• _Goal_
Restate the material word for word and leave out anything that is a picture.
# Start of Excerpted records
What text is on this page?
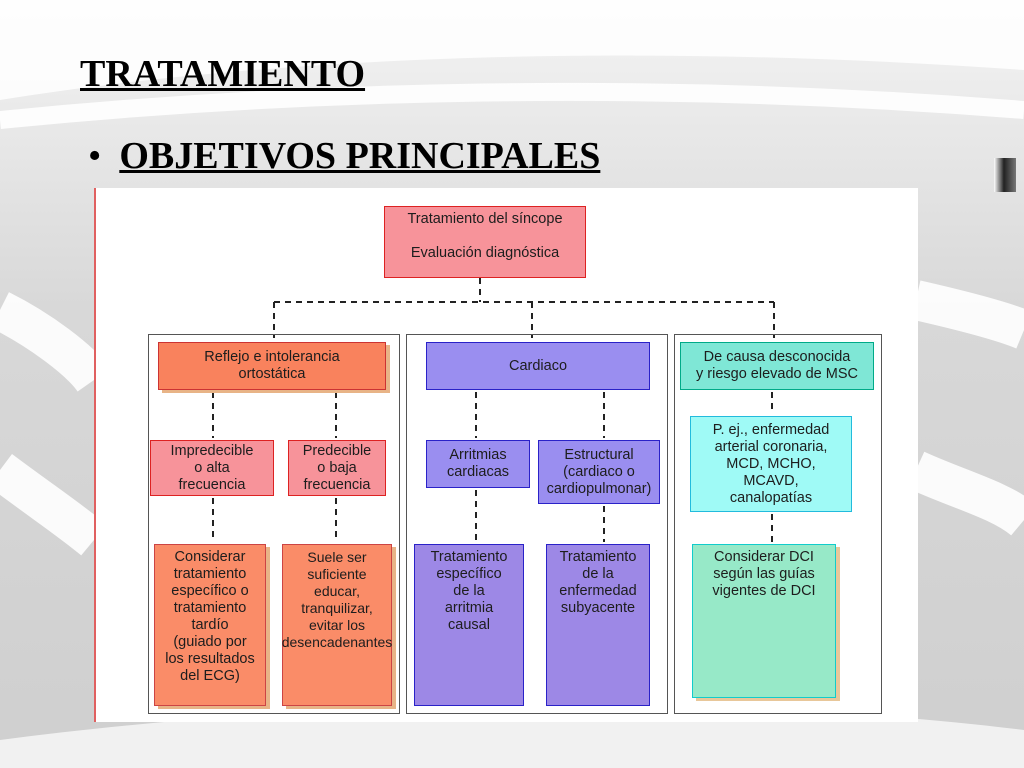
TRATAMIENTO
• OBJETIVOS PRINCIPALES
Tratamiento del síncope

Evaluación diagnóstica
Reflejo e intolerancia
ortostática
Impredecible
o alta
frecuencia
Predecible
o baja
frecuencia
Considerar
tratamiento
específico o
tratamiento
tardío
(guiado por
los resultados
del ECG)
Suele ser
suficiente
educar,
tranquilizar,
evitar los
desencadenantes
Cardiaco
Arritmias
cardiacas
Estructural
(cardiaco o
cardiopulmonar)
Tratamiento
específico
de la
arritmia
causal
Tratamiento
de la
enfermedad
subyacente
De causa desconocida
y riesgo elevado de MSC
P. ej., enfermedad
arterial coronaria,
MCD, MCHO,
MCAVD,
canalopatías
Considerar DCI
según las guías
vigentes de DCI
# End of Excerpted records
• _Result_
What text is on this page?
TRATAMIENTO
• OBJETIVOS PRINCIPALES
Tratamiento del síncope

Evaluación diagnóstica
Reflejo e intolerancia
ortostática
Impredecible
o alta
frecuencia
Predecible
o baja
frecuencia
Considerar
tratamiento
específico o
tratamiento
tardío
(guiado por
los resultados
del ECG)
Suele ser
suficiente
educar,
tranquilizar,
evitar los
desencadenantes
Cardiaco
Arritmias
cardiacas
Estructural
(cardiaco o
cardiopulmonar)
Tratamiento
específico
de la
arritmia
causal
Tratamiento
de la
enfermedad
subyacente
De causa desconocida
y riesgo elevado de MSC
P. ej., enfermedad
arterial coronaria,
MCD, MCHO,
MCAVD,
canalopatías
Considerar DCI
según las guías
vigentes de DCI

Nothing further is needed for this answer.